■ 作るもの: 社員のエンパワーメントについての文章を、最後の文のあとから書き続けてください。

SmartTimes レランサ社長 スティーブン・ブライスタイン氏

NIKKEI BUSINESS DAILY 日経産業新聞日経産業新聞 Smart Times

社員に権限を与えると、モチベーションにもなるし、ビジネス結果を上げる要因ともなり得る。一見するとエンパワーメントのように思われる形だけのエクササイズほど不信感を生み出すものはないということは、しっかり覚えておく必要がある。

米国ボストン市生まれ。戦略コンサルティング会社、レランサ(東京・千代田)の社長。国際経営学修士(MBA)とコンピューターサイエンス博士号を取得。

私はエンパワーメントをこのように定義している。「自分個人の働きを通してビジネス結果に貢献する能力」だと。エンパワーメント自体は決断に関係するものではなく、また単に権限だけを指すものでもない。エンパワーメントには社員がビジネス結果を出す能力が含まれていなければならない。

ある企業の最大の営業部門の部長は何億ドルという売り上げの責任を担っていた。彼は戦略開発ワークショップを開催し、そこでマネジャーの士気を上げることを期待していた。

彼らに戦略をデザインさせれば、彼らも責任感を覚え、モチベーションも積極性も上がるだろう、と考えた。ところがそれは机上の空論にすぎなかった。

実は彼と最高経営責任者(CEO)はその戦略をすでに大部分作成済みだったのだ。営業部長はそのことを知ればマネジャーたちの士気が下がる可能性があると考え、ワークショップ中は、そのことを彼らから隠していた。

そして実は既に決まっていた戦略に行きつくようにあらかじめ計画された戦略開発エクササイズをやらせたのだ。そのような策略にマネジャーたちが誰も気付きはしない訳はなかった。

[データセットのレコード]

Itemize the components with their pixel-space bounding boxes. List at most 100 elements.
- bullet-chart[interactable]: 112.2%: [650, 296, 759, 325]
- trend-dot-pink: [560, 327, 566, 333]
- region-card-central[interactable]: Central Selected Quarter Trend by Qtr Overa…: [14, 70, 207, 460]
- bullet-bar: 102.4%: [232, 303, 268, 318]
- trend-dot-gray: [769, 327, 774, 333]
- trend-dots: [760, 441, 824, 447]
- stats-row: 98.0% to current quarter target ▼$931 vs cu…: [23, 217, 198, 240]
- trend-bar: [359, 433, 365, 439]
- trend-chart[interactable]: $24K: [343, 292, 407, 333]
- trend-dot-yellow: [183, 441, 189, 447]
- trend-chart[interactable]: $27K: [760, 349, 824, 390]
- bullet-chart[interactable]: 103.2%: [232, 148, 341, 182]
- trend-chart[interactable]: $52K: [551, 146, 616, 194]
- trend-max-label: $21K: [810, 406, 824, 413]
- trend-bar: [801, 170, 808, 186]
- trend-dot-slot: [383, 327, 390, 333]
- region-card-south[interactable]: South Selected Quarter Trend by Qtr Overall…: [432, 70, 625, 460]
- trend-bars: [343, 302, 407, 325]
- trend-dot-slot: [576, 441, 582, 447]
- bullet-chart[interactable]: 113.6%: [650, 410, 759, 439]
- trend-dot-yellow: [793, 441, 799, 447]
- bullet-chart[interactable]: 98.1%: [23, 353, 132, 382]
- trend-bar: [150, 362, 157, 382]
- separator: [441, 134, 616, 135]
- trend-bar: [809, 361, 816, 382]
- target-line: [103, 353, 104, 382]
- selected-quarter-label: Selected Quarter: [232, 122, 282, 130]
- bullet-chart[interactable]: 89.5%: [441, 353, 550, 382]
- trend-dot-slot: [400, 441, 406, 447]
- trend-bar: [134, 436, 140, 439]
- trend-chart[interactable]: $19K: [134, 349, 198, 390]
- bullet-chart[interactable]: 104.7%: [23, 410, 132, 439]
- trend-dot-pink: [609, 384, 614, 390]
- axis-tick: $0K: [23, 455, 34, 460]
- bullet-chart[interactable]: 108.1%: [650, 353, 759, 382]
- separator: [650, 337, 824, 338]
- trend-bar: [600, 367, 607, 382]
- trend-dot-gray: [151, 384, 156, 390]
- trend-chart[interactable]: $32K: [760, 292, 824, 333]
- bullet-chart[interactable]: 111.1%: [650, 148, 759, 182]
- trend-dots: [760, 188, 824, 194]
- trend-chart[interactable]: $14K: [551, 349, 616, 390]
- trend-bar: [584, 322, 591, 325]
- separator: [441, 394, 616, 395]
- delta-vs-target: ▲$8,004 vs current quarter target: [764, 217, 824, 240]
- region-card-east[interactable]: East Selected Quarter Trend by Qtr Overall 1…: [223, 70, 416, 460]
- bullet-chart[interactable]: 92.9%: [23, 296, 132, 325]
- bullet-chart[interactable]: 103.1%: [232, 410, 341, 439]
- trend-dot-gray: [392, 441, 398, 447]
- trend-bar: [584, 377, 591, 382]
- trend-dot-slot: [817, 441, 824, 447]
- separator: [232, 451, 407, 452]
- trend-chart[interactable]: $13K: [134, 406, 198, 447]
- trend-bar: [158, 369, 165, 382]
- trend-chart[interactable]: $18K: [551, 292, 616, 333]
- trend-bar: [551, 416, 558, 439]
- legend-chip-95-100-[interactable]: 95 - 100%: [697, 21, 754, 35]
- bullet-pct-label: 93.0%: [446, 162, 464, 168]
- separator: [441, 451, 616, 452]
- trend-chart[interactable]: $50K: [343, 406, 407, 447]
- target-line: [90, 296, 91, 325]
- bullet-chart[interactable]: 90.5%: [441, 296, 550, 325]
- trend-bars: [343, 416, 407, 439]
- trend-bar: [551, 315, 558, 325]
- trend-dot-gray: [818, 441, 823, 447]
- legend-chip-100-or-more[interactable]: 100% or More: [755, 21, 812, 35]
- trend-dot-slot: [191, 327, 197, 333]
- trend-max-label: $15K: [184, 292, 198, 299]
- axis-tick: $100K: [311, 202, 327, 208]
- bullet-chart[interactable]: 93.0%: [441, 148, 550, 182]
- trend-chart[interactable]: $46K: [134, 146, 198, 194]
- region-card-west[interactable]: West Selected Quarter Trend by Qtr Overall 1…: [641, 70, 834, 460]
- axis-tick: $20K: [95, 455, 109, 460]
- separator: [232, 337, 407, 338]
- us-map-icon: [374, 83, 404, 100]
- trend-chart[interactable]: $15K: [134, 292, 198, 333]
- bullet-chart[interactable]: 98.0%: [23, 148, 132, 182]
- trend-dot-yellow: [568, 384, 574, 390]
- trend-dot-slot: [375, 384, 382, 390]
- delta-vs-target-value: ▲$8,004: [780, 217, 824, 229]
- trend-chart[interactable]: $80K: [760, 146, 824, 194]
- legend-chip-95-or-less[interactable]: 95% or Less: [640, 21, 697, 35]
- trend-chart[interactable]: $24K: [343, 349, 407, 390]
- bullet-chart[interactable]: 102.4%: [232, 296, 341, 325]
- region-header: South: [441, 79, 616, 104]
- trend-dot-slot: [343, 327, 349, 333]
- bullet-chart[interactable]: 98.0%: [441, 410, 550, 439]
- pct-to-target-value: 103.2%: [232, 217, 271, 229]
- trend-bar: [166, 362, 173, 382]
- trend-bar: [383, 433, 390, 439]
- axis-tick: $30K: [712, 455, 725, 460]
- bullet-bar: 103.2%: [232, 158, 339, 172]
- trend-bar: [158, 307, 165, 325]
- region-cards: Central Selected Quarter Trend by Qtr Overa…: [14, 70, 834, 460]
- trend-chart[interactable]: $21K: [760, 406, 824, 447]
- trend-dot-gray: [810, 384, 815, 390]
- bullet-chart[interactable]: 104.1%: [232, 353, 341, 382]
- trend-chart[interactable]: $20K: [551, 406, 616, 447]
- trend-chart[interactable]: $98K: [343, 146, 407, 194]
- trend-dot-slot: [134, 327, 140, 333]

■ 想定される答え:
戦略ワークショップの前にある戦略決定が既になされていたからといって、マネジャーたちがやる気をなくすというわけではない。ほとんどの場合、戦略の中にはマネジャーや社員の範囲外のものがあって当たり前なのだ。

戦略ワークショップでは、その制限のある部分、ない部分を明確にすることで、参加者にパワーを与えるのだ。制限がないなどという振りをすることは間違いだ。

マネジャーや社員全員に自分たちがいつでもビジネス結果を出す力を与えられていると感じさせる必要などない。必要な時、必要な場面でビジネス結果の一部に対する権限を与えるだけでも、大体は十分なのだ。

ビジネスで結果を出すために必要な場面で助けを求めることは、彼らへのエンパワーメントとなる。また、助けを求めることほど効果のあるエンパワーメントはない。

人を助ければ、人はとてもパワーを感じるものなのだ。他人をエンパワーメントすることはできない。人は自分で自分をエンパワーメントしなければならないからだ。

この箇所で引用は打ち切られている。